(Document understanding data)
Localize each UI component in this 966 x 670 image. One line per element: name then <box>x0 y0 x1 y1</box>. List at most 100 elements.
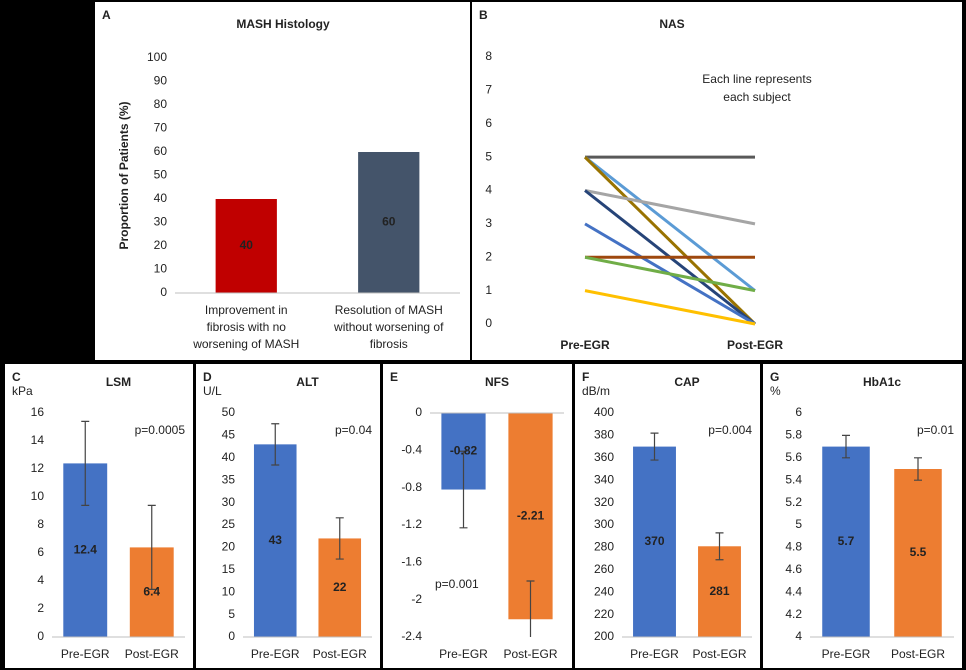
bar <box>633 446 676 637</box>
bar <box>253 444 297 637</box>
y-tick-label: 8 <box>485 49 492 63</box>
bar <box>822 446 870 637</box>
y-tick-label: 0 <box>37 629 44 643</box>
bar <box>215 199 277 293</box>
y-tick-label: -2 <box>411 592 422 606</box>
y-tick-label: -0.4 <box>401 443 422 457</box>
bar <box>358 152 420 293</box>
panel-title: ALT <box>296 375 319 389</box>
x-tick-label: Post-EGR <box>727 338 783 352</box>
y-tick-label: 0 <box>415 405 422 419</box>
x-tick-label: Pre-EGR <box>439 647 488 661</box>
y-tick-label: 5.8 <box>785 428 802 442</box>
value-label: 40 <box>240 238 254 252</box>
value-label: -0.82 <box>450 443 478 457</box>
y-tick-label: 20 <box>222 540 236 554</box>
y-tick-label: 30 <box>222 495 236 509</box>
panel-title: LSM <box>106 375 131 389</box>
y-tick-label: 280 <box>594 540 614 554</box>
y-tick-label: 5 <box>228 607 235 621</box>
x-tick-label: Post-EGR <box>692 647 746 661</box>
bar <box>698 546 741 637</box>
y-tick-label: 4.4 <box>785 584 802 598</box>
value-label: 60 <box>382 215 396 229</box>
value-label: -2.21 <box>517 508 545 522</box>
y-tick-label: 5.2 <box>785 495 802 509</box>
y-tick-label: 12 <box>31 461 45 475</box>
y-axis-label: Proportion of Patients (%) <box>117 102 131 250</box>
y-tick-label: 200 <box>594 629 614 643</box>
y-tick-label: 5.4 <box>785 472 802 486</box>
value-label: 281 <box>709 584 729 598</box>
y-tick-label: 4 <box>485 183 492 197</box>
y-tick-label: 320 <box>594 495 614 509</box>
y-tick-label: 2 <box>485 249 492 263</box>
y-tick-label: -1.2 <box>401 517 422 531</box>
y-tick-label: 360 <box>594 450 614 464</box>
y-tick-label: 0 <box>485 316 492 330</box>
value-label: 22 <box>333 580 347 594</box>
y-tick-label: 6 <box>37 545 44 559</box>
value-label: 12.4 <box>74 542 98 556</box>
unit-label: kPa <box>12 384 33 398</box>
subject-line <box>584 289 756 326</box>
y-tick-label: 25 <box>222 517 236 531</box>
y-tick-label: -2.4 <box>401 629 422 643</box>
panel-title: HbA1c <box>863 375 901 389</box>
panel-label: B <box>479 8 488 22</box>
subject-line <box>583 156 757 326</box>
y-tick-label: 45 <box>222 428 236 442</box>
subject-line <box>584 155 756 292</box>
panel-label: D <box>203 370 212 384</box>
panel-title: CAP <box>674 375 699 389</box>
bar <box>894 469 942 637</box>
x-tick-label: Post-EGR <box>125 647 179 661</box>
x-tick-label: Pre-EGR <box>251 647 300 661</box>
unit-label: U/L <box>203 384 222 398</box>
y-tick-label: -0.8 <box>401 480 422 494</box>
p-value: p=0.01 <box>917 423 954 437</box>
y-tick-label: 400 <box>594 405 614 419</box>
unit-label: dB/m <box>582 384 610 398</box>
value-label: 43 <box>269 533 283 547</box>
y-tick-label: 15 <box>222 562 236 576</box>
p-value: p=0.004 <box>708 423 752 437</box>
subject-line <box>584 189 756 226</box>
subject-line <box>584 255 756 293</box>
y-tick-label: 30 <box>154 215 168 229</box>
x-tick-label: Post-EGR <box>503 647 557 661</box>
y-tick-label: 0 <box>160 285 167 299</box>
y-tick-label: 380 <box>594 428 614 442</box>
x-tick-label: Pre-EGR <box>61 647 110 661</box>
y-tick-label: 2 <box>37 601 44 615</box>
y-tick-label: 300 <box>594 517 614 531</box>
y-tick-label: 0 <box>228 629 235 643</box>
value-label: 5.7 <box>838 534 855 548</box>
y-tick-label: 7 <box>485 83 492 97</box>
y-tick-label: 6 <box>485 116 492 130</box>
y-tick-label: 80 <box>154 97 168 111</box>
error-bar <box>715 532 724 561</box>
y-tick-label: 20 <box>154 238 168 252</box>
y-tick-label: 90 <box>154 74 168 88</box>
panel <box>472 2 962 360</box>
panel-title: NAS <box>659 17 684 31</box>
y-tick-label: 10 <box>222 584 236 598</box>
y-tick-label: 8 <box>37 517 44 531</box>
y-tick-label: 40 <box>222 450 236 464</box>
y-tick-label: 10 <box>31 489 45 503</box>
p-value: p=0.04 <box>335 423 372 437</box>
x-tick-label: Improvement in fibrosis with no worsening … <box>192 303 299 351</box>
value-label: 5.5 <box>910 545 927 559</box>
y-tick-label: 5 <box>795 517 802 531</box>
y-tick-label: 5 <box>485 149 492 163</box>
x-tick-label: Pre-EGR <box>822 647 871 661</box>
y-tick-label: 14 <box>31 433 45 447</box>
error-bar <box>842 434 850 459</box>
y-tick-label: 1 <box>485 283 492 297</box>
y-tick-label: 100 <box>147 50 167 64</box>
x-tick-label: Pre-EGR <box>560 338 610 352</box>
y-tick-label: -1.6 <box>401 555 422 569</box>
x-tick-label: Pre-EGR <box>630 647 679 661</box>
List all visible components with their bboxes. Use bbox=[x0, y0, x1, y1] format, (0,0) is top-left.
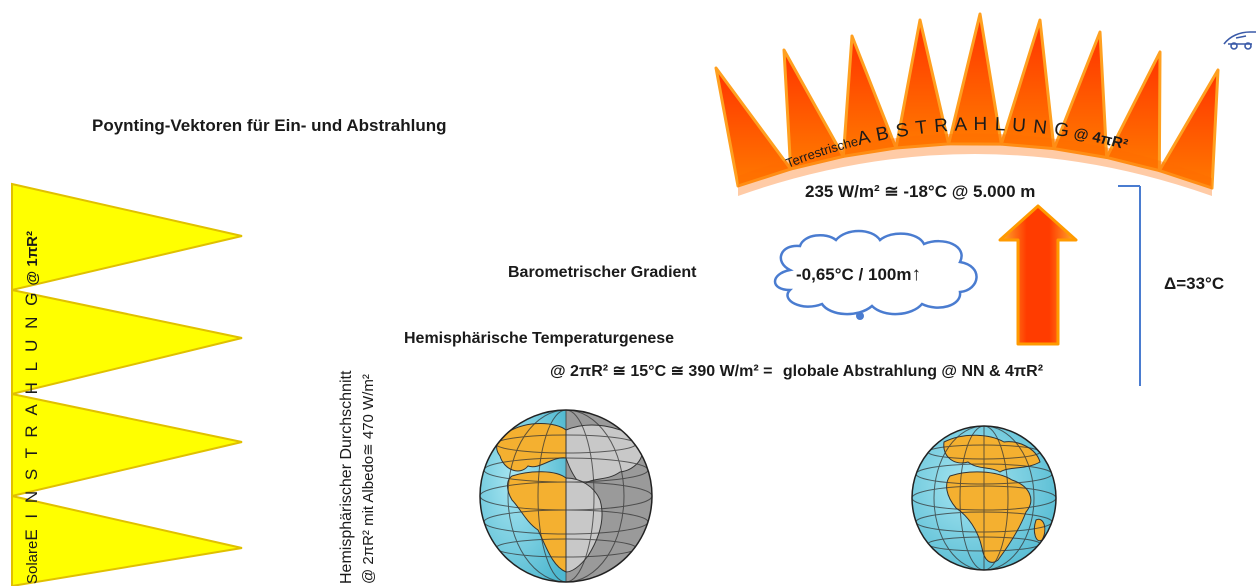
formula-left: @ 2πR² ≅ 15°C ≅ 390 W/m² = bbox=[550, 363, 773, 380]
flame-4 bbox=[894, 18, 951, 150]
cloud-text: -0,65°C / 100m↑ bbox=[796, 264, 921, 286]
cloud-icon bbox=[773, 229, 978, 320]
car-logo-icon bbox=[1223, 31, 1256, 50]
solar-label: SolareE I N S T R A H L U N G @ 1πR² bbox=[22, 231, 42, 584]
solar-triangle-4 bbox=[11, 494, 243, 586]
solar-label-spaced: E I N S T R A H L U N G bbox=[22, 289, 41, 541]
solar-label-prefix: Solare bbox=[24, 540, 41, 584]
flame-2 bbox=[782, 48, 845, 171]
solar-triangle-2 bbox=[11, 288, 243, 396]
solar-triangle-3 bbox=[11, 392, 243, 498]
hemi-label-line1: Hemisphärischer Durchschnitt bbox=[338, 370, 355, 584]
flame-1 bbox=[714, 66, 793, 188]
barometric-label: Barometrischer Gradient bbox=[508, 264, 697, 281]
formula: @ 2πR² ≅ 15°C ≅ 390 W/m² = globale Abstr… bbox=[550, 361, 1043, 381]
terrestrial-flames bbox=[714, 12, 1220, 190]
cloud-value: -0,65°C / 100m bbox=[796, 265, 912, 284]
up-arrow-icon bbox=[998, 204, 1078, 346]
flame-9 bbox=[1157, 68, 1220, 190]
flame-8 bbox=[1105, 50, 1162, 173]
small-up-arrow-icon: ↑ bbox=[911, 264, 921, 285]
arc-value: 235 W/m² ≅ -18°C @ 5.000 m bbox=[805, 182, 1036, 201]
globe-icon bbox=[479, 409, 653, 583]
emission-arc bbox=[738, 133, 1212, 196]
globe-icon bbox=[911, 425, 1057, 571]
solar-triangle-1 bbox=[11, 182, 243, 292]
page-title: Poynting-Vektoren für Ein- und Abstrahlu… bbox=[92, 116, 447, 135]
solar-triangles bbox=[11, 182, 243, 586]
hemi-label-line2: @ 2πR² mit Albedo≅ 470 W/m² bbox=[360, 374, 377, 584]
solar-label-suffix: @ 1πR² bbox=[24, 230, 41, 286]
flame-6 bbox=[999, 18, 1056, 151]
flame-7 bbox=[1052, 30, 1109, 159]
hemi-label: Hemisphärischer Durchschnitt @ 2πR² mit … bbox=[336, 371, 380, 584]
delta-label: Δ=33°C bbox=[1164, 274, 1225, 293]
flame-3 bbox=[841, 34, 898, 158]
flame-5 bbox=[947, 12, 1003, 146]
formula-right: globale Abstrahlung @ NN & 4πR² bbox=[782, 363, 1044, 380]
hemi-temp-label: Hemisphärische Temperaturgenese bbox=[404, 330, 675, 347]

INSTRUCTIONS FOR THE TASK — Show, from the entries above, every line that includes the string "List".

SOLVED PROBLEM —
Localize each UI component in this 966 x 670 image. One line per element: name then <box>x0 y0 x1 y1</box>. List at most 100 elements.
List all visible components with their bboxes. Use bbox=[x0, y0, x1, y1] format, (0,0) is top-left.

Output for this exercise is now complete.